* **AIM OF THE EXERCISE**:
Extract each record and reproduce it exactly.

* **DATA FOR THIS EXERCISE**:

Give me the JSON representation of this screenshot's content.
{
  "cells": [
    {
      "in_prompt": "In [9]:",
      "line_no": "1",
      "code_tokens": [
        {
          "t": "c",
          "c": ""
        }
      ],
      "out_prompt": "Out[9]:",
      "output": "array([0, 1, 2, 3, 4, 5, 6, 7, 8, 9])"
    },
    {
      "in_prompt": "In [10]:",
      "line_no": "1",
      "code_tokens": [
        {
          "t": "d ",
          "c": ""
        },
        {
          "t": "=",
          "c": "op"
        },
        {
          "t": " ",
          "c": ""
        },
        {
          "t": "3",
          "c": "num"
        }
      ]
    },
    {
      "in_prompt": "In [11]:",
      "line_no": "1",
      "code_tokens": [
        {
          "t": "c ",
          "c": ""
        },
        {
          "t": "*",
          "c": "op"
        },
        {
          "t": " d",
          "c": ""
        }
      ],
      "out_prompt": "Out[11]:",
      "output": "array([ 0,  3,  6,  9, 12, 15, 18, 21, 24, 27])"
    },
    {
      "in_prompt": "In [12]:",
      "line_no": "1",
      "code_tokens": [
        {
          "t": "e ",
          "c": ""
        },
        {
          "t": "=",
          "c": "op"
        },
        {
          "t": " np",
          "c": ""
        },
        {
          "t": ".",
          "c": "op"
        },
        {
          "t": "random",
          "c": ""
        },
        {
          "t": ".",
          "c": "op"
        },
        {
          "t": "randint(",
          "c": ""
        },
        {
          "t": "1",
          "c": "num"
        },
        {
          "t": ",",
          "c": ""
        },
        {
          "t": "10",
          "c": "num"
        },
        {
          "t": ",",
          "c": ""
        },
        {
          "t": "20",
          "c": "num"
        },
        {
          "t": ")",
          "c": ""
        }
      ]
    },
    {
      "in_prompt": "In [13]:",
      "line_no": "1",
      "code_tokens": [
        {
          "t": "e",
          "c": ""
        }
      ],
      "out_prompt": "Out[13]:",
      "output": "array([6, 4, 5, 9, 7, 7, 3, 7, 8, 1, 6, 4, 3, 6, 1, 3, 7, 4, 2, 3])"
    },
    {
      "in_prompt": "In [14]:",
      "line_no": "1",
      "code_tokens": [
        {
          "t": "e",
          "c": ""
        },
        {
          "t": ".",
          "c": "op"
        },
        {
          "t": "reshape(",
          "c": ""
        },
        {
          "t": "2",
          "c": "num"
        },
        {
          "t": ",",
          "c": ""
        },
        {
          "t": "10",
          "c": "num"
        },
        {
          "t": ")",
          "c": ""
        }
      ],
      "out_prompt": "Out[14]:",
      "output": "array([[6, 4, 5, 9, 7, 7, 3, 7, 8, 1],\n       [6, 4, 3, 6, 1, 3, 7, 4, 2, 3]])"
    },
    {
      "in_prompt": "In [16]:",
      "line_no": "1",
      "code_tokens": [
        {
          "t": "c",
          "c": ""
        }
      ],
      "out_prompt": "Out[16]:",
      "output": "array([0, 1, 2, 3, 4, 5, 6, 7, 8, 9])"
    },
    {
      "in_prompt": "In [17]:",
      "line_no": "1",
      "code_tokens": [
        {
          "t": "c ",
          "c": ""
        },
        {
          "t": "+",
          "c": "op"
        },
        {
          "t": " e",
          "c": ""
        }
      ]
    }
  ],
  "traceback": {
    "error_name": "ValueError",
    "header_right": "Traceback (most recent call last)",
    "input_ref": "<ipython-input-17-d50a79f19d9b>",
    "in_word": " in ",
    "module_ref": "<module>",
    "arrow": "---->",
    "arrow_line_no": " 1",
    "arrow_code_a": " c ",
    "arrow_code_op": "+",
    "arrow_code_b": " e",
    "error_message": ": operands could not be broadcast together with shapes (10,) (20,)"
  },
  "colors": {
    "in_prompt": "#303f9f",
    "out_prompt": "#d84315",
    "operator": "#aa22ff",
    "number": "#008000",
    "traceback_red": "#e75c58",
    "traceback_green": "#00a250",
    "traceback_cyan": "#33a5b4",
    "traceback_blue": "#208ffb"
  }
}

* **TASK RESPONSE**:
Give me the JSON representation of this screenshot's content.
{
  "cells": [
    {
      "in_prompt": "In [9]:",
      "line_no": "1",
      "code_tokens": [
        {
          "t": "c",
          "c": ""
        }
      ],
      "out_prompt": "Out[9]:",
      "output": "array([0, 1, 2, 3, 4, 5, 6, 7, 8, 9])"
    },
    {
      "in_prompt": "In [10]:",
      "line_no": "1",
      "code_tokens": [
        {
          "t": "d ",
          "c": ""
        },
        {
          "t": "=",
          "c": "op"
        },
        {
          "t": " ",
          "c": ""
        },
        {
          "t": "3",
          "c": "num"
        }
      ]
    },
    {
      "in_prompt": "In [11]:",
      "line_no": "1",
      "code_tokens": [
        {
          "t": "c ",
          "c": ""
        },
        {
          "t": "*",
          "c": "op"
        },
        {
          "t": " d",
          "c": ""
        }
      ],
      "out_prompt": "Out[11]:",
      "output": "array([ 0,  3,  6,  9, 12, 15, 18, 21, 24, 27])"
    },
    {
      "in_prompt": "In [12]:",
      "line_no": "1",
      "code_tokens": [
        {
          "t": "e ",
          "c": ""
        },
        {
          "t": "=",
          "c": "op"
        },
        {
          "t": " np",
          "c": ""
        },
        {
          "t": ".",
          "c": "op"
        },
        {
          "t": "random",
          "c": ""
        },
        {
          "t": ".",
          "c": "op"
        },
        {
          "t": "randint(",
          "c": ""
        },
        {
          "t": "1",
          "c": "num"
        },
        {
          "t": ",",
          "c": ""
        },
        {
          "t": "10",
          "c": "num"
        },
        {
          "t": ",",
          "c": ""
        },
        {
          "t": "20",
          "c": "num"
        },
        {
          "t": ")",
          "c": ""
        }
      ]
    },
    {
      "in_prompt": "In [13]:",
      "line_no": "1",
      "code_tokens": [
        {
          "t": "e",
          "c": ""
        }
      ],
      "out_prompt": "Out[13]:",
      "output": "array([6, 4, 5, 9, 7, 7, 3, 7, 8, 1, 6, 4, 3, 6, 1, 3, 7, 4, 2, 3])"
    },
    {
      "in_prompt": "In [14]:",
      "line_no": "1",
      "code_tokens": [
        {
          "t": "e",
          "c": ""
        },
        {
          "t": ".",
          "c": "op"
        },
        {
          "t": "reshape(",
          "c": ""
        },
        {
          "t": "2",
          "c": "num"
        },
        {
          "t": ",",
          "c": ""
        },
        {
          "t": "10",
          "c": "num"
        },
        {
          "t": ")",
          "c": ""
        }
      ],
      "out_prompt": "Out[14]:",
      "output": "array([[6, 4, 5, 9, 7, 7, 3, 7, 8, 1],\n       [6, 4, 3, 6, 1, 3, 7, 4, 2, 3]])"
    },
    {
      "in_prompt": "In [16]:",
      "line_no": "1",
      "code_tokens": [
        {
          "t": "c",
          "c": ""
        }
      ],
      "out_prompt": "Out[16]:",
      "output": "array([0, 1, 2, 3, 4, 5, 6, 7, 8, 9])"
    },
    {
      "in_prompt": "In [17]:",
      "line_no": "1",
      "code_tokens": [
        {
          "t": "c ",
          "c": ""
        },
        {
          "t": "+",
          "c": "op"
        },
        {
          "t": " e",
          "c": ""
        }
      ]
    }
  ],
  "traceback": {
    "error_name": "ValueError",
    "header_right": "Traceback (most recent call last)",
    "input_ref": "<ipython-input-17-d50a79f19d9b>",
    "in_word": " in ",
    "module_ref": "<module>",
    "arrow": "---->",
    "arrow_line_no": " 1",
    "arrow_code_a": " c ",
    "arrow_code_op": "+",
    "arrow_code_b": " e",
    "error_message": ": operands could not be broadcast together with shapes (10,) (20,)"
  },
  "colors": {
    "in_prompt": "#303f9f",
    "out_prompt": "#d84315",
    "operator": "#aa22ff",
    "number": "#008000",
    "traceback_red": "#e75c58",
    "traceback_green": "#00a250",
    "traceback_cyan": "#33a5b4",
    "traceback_blue": "#208ffb"
  }
}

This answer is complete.